→ PROBLEM STATEMENT: Reproduce every line in the listing that contains the word "background".

Data items:
_ _ _

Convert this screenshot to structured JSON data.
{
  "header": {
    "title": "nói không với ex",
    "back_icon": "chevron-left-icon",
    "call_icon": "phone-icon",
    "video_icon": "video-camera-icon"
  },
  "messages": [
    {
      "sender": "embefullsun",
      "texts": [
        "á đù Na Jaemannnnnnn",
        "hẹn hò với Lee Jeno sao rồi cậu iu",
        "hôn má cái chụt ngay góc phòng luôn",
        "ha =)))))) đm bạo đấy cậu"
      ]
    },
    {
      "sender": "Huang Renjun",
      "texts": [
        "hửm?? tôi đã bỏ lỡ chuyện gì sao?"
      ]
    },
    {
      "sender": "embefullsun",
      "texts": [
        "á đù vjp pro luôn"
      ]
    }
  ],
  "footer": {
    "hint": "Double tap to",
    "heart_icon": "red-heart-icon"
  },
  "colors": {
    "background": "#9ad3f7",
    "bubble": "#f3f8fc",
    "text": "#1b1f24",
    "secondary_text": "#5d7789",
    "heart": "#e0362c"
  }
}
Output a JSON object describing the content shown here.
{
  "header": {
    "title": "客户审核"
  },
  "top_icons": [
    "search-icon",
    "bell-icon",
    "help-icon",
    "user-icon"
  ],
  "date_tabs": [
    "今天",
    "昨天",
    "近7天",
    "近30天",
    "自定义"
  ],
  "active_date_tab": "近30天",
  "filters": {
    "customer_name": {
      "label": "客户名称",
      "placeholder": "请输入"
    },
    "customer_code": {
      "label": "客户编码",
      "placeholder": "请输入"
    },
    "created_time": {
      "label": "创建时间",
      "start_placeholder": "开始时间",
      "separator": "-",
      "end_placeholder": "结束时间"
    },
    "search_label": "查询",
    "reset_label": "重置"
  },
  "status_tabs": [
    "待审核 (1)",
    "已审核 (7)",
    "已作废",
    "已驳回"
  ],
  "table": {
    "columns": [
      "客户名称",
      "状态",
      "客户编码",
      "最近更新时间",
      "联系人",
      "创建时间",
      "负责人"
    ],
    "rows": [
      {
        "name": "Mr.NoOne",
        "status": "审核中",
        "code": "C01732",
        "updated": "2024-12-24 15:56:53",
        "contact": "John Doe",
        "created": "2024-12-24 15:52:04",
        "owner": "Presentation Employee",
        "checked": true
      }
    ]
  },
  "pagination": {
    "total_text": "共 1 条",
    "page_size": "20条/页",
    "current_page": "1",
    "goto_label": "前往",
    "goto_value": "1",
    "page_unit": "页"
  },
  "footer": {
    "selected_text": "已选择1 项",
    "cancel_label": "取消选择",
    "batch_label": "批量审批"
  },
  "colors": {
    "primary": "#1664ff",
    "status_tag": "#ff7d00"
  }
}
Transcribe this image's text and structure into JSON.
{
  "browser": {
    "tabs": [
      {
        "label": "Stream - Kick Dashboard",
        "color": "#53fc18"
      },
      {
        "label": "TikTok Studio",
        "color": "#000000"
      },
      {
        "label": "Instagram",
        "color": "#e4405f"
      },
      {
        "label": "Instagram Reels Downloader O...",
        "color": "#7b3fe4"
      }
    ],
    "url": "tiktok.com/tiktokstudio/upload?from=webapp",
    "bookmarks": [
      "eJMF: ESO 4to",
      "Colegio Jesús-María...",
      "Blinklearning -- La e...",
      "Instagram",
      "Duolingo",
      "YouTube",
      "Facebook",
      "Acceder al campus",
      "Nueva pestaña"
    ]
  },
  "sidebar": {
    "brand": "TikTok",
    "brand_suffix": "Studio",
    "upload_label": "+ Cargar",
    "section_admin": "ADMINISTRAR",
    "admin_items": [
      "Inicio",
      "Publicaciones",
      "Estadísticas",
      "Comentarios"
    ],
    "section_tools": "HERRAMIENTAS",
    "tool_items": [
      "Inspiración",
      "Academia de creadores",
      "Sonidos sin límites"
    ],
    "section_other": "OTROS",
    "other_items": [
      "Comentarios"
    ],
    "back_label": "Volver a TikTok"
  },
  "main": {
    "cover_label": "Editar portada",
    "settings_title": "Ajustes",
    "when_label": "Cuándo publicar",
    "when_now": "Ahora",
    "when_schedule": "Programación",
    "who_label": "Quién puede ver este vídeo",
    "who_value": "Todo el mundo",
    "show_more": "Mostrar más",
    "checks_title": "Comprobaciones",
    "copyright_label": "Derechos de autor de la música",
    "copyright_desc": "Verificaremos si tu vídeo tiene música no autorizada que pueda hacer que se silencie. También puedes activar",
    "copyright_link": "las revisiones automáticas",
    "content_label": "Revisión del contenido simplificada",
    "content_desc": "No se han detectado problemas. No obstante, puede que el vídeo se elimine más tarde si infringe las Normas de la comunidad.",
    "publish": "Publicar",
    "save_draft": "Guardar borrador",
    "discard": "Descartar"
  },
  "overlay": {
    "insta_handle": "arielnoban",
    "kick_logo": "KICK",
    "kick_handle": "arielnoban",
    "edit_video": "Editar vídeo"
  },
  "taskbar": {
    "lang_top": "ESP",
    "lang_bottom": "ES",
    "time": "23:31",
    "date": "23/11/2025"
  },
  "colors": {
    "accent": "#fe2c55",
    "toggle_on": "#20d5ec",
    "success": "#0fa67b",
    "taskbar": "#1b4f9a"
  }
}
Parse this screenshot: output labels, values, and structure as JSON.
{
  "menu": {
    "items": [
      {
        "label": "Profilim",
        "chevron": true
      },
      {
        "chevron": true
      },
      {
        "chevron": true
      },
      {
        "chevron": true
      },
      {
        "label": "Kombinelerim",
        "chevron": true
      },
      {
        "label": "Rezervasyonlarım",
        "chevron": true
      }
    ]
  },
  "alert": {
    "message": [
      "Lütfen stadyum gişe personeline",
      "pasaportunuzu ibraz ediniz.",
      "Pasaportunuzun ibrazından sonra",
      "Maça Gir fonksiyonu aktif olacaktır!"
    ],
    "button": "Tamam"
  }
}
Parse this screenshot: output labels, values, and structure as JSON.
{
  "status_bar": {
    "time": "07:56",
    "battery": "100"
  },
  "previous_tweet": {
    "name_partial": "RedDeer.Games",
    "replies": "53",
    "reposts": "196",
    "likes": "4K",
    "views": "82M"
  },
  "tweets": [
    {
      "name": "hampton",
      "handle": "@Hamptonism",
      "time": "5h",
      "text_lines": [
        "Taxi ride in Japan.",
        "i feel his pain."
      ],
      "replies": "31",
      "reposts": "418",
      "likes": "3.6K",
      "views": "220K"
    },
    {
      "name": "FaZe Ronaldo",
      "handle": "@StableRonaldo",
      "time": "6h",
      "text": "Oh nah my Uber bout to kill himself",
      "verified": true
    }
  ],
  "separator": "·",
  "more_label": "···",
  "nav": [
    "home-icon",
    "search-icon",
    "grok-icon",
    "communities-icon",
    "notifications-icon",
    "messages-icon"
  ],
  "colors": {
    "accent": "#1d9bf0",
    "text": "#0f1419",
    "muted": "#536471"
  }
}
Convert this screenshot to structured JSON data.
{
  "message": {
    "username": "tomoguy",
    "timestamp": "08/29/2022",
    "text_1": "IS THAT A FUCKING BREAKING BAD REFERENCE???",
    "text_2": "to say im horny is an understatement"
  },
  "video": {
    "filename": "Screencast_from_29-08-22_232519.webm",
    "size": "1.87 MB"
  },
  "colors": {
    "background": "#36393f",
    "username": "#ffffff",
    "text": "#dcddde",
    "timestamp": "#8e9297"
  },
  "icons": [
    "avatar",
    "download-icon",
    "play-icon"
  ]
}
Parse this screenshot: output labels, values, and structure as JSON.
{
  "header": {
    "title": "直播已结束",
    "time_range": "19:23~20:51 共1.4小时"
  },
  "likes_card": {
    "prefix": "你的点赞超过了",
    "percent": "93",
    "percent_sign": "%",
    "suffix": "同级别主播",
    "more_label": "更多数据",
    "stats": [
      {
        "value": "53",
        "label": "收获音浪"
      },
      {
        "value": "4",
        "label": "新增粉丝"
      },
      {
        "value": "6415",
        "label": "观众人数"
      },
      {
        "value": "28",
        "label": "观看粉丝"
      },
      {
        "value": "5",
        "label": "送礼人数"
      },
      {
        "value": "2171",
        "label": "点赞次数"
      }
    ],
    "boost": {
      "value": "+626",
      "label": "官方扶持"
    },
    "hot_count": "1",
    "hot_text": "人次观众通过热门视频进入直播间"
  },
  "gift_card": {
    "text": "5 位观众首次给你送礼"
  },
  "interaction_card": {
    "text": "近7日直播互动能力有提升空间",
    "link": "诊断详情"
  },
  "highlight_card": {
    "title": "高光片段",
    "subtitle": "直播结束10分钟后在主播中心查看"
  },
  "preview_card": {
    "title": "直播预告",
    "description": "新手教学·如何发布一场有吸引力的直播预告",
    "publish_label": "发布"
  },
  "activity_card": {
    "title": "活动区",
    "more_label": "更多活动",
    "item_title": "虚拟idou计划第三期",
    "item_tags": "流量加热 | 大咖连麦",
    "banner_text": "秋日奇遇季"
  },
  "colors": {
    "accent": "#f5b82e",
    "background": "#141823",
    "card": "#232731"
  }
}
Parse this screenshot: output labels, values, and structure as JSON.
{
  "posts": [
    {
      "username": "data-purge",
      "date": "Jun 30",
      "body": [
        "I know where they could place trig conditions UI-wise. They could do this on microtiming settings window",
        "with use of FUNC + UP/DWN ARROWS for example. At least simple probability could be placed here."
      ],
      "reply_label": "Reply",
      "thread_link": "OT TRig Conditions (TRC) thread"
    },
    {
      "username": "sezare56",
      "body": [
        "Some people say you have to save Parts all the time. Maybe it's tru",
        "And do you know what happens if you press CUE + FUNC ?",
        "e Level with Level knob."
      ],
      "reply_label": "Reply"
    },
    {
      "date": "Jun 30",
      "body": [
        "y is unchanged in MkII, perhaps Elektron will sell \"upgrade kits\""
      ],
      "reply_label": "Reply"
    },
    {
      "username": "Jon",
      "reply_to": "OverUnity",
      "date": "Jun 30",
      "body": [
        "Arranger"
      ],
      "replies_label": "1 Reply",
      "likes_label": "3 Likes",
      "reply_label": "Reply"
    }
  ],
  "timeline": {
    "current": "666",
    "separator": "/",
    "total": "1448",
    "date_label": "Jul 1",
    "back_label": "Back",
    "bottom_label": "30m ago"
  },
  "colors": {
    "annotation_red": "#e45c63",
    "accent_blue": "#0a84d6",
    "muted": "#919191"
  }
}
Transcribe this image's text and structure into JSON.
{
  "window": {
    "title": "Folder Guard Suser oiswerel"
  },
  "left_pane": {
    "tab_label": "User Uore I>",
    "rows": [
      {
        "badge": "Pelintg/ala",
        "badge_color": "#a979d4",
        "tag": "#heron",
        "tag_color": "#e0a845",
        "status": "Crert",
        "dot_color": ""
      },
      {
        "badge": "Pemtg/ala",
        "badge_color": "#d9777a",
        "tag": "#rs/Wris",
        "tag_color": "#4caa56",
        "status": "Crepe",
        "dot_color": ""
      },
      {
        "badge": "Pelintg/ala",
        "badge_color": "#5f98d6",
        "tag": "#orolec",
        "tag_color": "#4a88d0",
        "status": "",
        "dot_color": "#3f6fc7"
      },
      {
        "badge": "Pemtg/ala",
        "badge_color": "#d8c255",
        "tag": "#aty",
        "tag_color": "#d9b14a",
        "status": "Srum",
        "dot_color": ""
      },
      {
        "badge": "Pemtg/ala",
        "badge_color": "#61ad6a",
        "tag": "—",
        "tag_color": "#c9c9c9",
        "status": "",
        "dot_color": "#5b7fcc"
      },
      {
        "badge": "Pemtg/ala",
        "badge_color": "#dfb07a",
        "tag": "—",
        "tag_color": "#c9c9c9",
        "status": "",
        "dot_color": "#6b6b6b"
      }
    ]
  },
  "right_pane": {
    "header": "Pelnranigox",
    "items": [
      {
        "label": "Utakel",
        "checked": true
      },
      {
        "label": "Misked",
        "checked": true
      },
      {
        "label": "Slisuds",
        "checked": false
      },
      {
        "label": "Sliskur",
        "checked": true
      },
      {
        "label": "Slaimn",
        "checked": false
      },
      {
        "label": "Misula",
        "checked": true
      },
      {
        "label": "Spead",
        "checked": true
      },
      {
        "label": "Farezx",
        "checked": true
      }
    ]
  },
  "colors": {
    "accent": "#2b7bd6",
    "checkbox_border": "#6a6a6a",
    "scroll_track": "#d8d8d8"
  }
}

_ _ _

→ RESPONSE TO THE EXERCISE:
    "background": "#9ad3f7",
    "background": "#36393f",
    "background": "#141823",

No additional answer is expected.